Written exercise: Looking at the listing beneath, work out how many lines hold "بتاريخ" and report only that figure.

Records for this exercise:
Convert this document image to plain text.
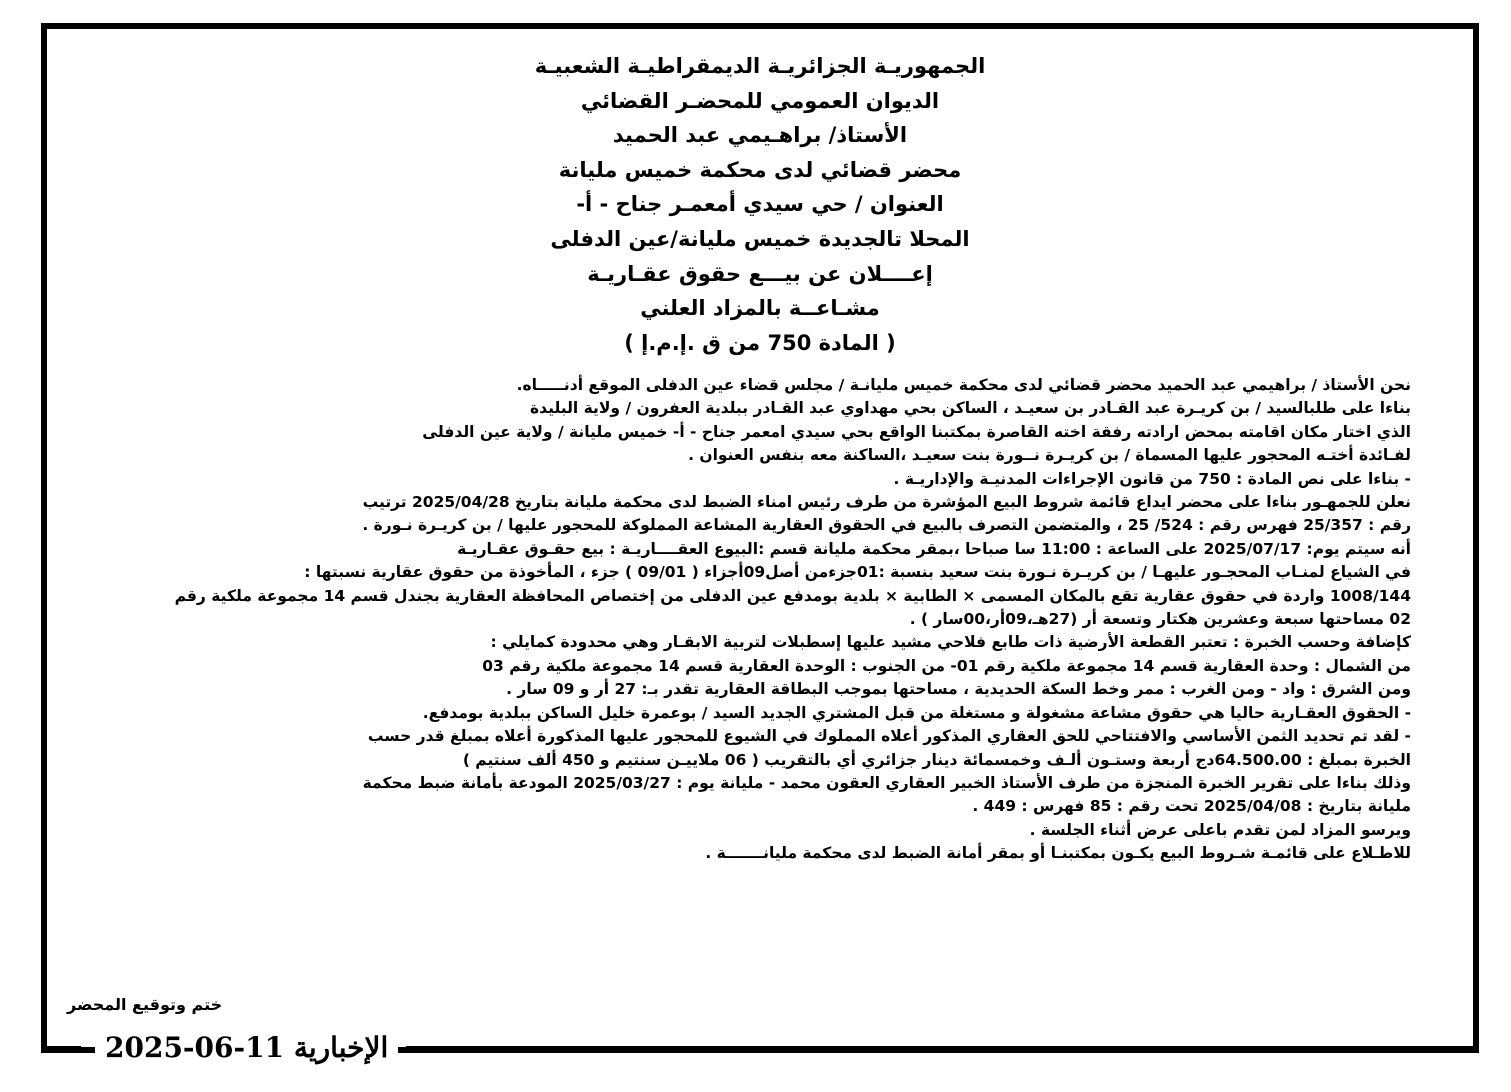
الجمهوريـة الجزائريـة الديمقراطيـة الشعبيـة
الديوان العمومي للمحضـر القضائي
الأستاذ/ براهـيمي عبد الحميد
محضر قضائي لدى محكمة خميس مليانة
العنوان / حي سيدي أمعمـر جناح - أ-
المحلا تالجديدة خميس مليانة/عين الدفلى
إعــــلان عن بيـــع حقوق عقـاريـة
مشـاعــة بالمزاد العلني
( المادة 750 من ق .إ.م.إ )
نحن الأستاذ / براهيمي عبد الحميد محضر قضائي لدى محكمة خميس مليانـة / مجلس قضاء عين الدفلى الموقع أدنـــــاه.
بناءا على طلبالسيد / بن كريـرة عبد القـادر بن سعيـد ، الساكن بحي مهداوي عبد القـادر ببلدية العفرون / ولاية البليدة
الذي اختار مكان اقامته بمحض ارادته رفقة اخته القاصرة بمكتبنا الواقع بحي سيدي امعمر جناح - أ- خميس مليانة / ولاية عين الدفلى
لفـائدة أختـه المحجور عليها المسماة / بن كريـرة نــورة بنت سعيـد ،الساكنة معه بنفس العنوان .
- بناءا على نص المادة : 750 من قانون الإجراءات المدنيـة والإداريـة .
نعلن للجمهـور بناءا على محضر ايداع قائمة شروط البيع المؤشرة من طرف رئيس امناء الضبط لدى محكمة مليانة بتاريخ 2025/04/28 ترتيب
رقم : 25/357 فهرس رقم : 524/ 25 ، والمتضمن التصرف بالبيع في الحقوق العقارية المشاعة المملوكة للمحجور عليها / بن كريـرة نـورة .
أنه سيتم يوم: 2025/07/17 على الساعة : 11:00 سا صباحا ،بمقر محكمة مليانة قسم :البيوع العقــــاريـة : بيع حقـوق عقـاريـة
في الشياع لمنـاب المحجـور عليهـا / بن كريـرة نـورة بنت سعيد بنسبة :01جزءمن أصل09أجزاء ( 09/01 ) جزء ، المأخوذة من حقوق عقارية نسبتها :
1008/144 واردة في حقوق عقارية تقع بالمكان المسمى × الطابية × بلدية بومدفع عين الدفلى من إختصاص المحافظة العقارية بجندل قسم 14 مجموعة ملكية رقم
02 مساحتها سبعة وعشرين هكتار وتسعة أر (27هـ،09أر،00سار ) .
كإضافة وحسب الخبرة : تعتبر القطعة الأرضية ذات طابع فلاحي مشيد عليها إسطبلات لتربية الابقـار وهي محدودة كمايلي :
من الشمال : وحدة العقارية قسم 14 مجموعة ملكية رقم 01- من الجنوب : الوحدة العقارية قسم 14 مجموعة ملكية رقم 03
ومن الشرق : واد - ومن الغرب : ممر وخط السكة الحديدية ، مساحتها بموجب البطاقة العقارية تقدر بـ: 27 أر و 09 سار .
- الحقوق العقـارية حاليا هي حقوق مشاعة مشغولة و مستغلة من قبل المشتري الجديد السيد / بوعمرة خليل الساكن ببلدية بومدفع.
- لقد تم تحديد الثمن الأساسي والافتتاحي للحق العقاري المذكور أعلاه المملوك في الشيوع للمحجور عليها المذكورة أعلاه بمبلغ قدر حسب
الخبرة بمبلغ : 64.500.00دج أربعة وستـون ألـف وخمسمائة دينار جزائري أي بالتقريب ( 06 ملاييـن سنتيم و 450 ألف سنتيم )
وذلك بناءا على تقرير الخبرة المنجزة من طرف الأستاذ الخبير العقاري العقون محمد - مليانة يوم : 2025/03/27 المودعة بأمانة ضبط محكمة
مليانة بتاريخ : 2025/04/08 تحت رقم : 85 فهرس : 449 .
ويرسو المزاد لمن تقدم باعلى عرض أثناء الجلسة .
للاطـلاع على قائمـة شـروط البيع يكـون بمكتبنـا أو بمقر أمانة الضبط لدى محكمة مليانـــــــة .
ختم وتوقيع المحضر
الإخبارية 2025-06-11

Task response: 2